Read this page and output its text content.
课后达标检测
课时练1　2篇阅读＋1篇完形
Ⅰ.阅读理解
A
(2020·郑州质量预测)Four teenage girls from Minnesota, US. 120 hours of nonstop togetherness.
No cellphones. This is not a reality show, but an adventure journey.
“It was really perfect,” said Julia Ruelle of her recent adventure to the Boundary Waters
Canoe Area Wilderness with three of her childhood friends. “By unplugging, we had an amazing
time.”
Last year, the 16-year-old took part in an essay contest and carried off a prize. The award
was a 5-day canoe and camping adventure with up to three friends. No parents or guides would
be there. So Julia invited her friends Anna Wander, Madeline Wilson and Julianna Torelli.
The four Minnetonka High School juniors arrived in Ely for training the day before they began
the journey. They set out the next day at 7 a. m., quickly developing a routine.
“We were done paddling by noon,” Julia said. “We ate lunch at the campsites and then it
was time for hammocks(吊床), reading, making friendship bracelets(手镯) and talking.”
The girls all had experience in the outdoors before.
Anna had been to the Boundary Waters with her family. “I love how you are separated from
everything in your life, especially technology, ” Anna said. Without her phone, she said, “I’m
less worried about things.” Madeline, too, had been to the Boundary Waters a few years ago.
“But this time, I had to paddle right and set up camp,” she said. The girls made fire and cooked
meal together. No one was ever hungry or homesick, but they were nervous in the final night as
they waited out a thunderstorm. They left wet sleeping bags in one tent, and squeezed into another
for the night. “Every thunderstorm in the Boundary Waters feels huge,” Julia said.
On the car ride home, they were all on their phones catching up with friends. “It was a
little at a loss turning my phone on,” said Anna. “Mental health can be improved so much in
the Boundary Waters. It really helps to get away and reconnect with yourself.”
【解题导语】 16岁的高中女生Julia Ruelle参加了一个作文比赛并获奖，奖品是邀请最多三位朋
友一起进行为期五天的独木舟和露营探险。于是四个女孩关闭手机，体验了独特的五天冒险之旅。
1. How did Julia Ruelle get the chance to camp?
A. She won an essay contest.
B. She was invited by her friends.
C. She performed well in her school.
══════════
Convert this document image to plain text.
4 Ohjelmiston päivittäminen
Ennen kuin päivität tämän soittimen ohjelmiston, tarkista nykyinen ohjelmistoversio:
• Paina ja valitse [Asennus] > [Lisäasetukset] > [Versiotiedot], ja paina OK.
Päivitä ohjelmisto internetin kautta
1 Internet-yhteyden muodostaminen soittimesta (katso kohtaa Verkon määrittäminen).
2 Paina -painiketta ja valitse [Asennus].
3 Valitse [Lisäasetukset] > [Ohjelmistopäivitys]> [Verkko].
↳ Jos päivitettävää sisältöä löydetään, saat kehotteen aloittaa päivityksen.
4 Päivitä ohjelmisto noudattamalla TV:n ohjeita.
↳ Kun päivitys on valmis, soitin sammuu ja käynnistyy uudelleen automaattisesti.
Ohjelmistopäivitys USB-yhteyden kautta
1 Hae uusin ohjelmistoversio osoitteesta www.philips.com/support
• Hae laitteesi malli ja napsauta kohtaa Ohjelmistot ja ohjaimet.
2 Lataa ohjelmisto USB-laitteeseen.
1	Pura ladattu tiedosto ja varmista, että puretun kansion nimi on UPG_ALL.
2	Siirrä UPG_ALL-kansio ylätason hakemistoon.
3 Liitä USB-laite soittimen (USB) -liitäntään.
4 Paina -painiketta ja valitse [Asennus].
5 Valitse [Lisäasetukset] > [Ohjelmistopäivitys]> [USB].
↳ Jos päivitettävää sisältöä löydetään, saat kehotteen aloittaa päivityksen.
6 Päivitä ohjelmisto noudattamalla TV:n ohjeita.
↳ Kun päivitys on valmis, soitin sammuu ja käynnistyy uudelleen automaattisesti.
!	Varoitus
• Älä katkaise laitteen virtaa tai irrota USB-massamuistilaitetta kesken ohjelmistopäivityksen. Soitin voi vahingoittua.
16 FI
══════════
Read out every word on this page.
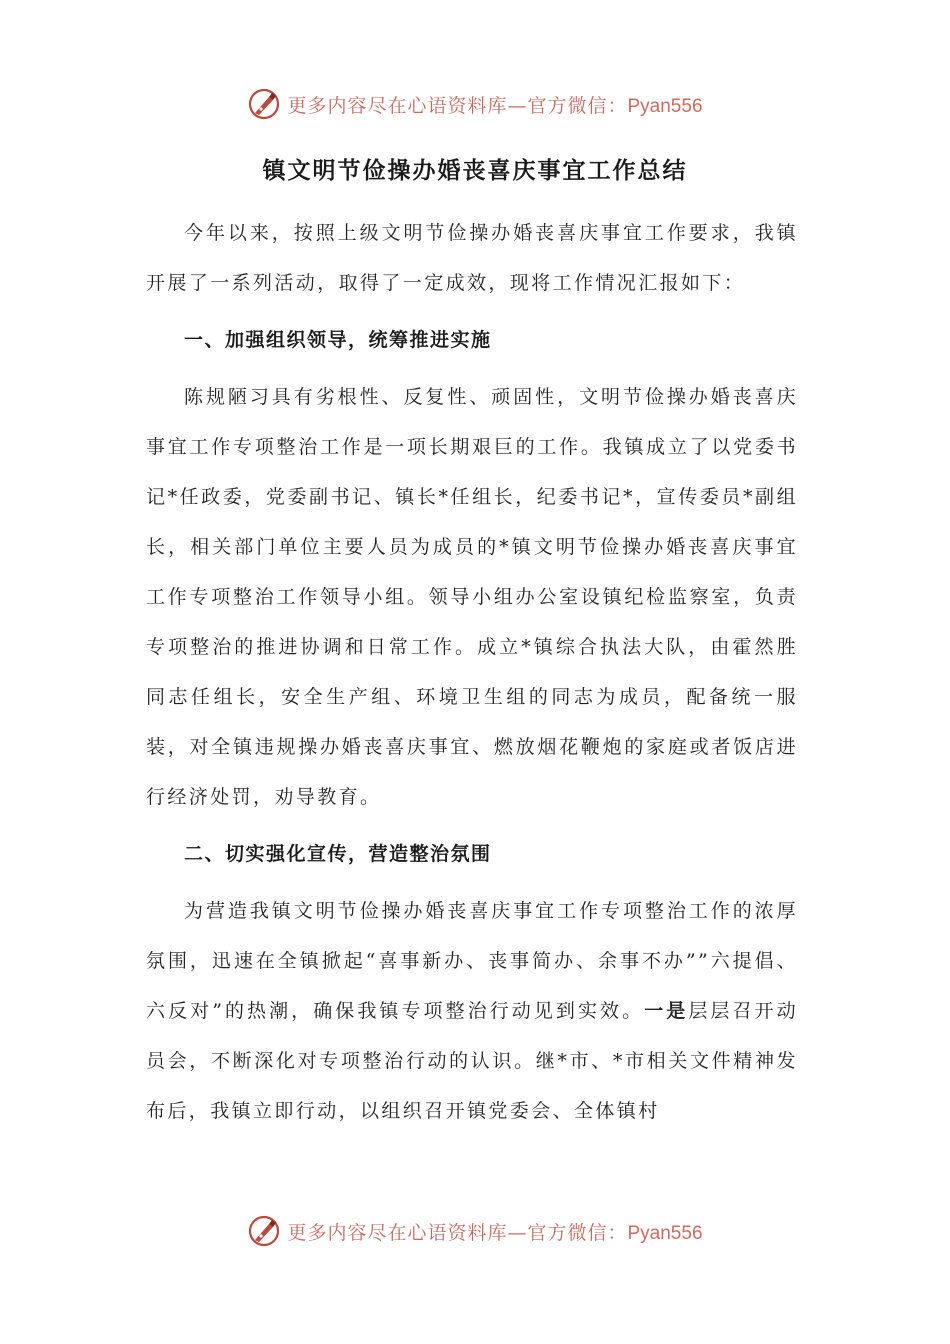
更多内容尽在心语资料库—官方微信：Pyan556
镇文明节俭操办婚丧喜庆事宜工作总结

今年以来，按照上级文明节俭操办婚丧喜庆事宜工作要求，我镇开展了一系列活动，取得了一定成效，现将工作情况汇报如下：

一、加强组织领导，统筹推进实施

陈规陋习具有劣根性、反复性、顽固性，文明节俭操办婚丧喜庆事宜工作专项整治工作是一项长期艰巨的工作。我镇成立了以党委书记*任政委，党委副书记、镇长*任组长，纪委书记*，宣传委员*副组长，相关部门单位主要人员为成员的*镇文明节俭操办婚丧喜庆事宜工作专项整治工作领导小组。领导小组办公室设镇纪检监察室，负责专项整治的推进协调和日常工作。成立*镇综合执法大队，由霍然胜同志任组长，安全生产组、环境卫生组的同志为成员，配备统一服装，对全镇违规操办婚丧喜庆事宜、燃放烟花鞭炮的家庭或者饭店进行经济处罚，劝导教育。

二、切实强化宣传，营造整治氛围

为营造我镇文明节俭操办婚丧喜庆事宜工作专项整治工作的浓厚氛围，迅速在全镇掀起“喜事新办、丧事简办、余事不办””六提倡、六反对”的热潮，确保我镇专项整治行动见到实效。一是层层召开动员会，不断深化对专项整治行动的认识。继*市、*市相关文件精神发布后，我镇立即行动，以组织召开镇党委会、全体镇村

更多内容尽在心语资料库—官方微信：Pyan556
══════════
- **Given exercise**
List every line above that holds the word "three".

- **Result of the exercise**
Canoe Area Wilderness with three of her childhood friends. “By unplugging, we had an amazing
was a 5-day canoe and camping adventure with up to three friends. No parents or guides would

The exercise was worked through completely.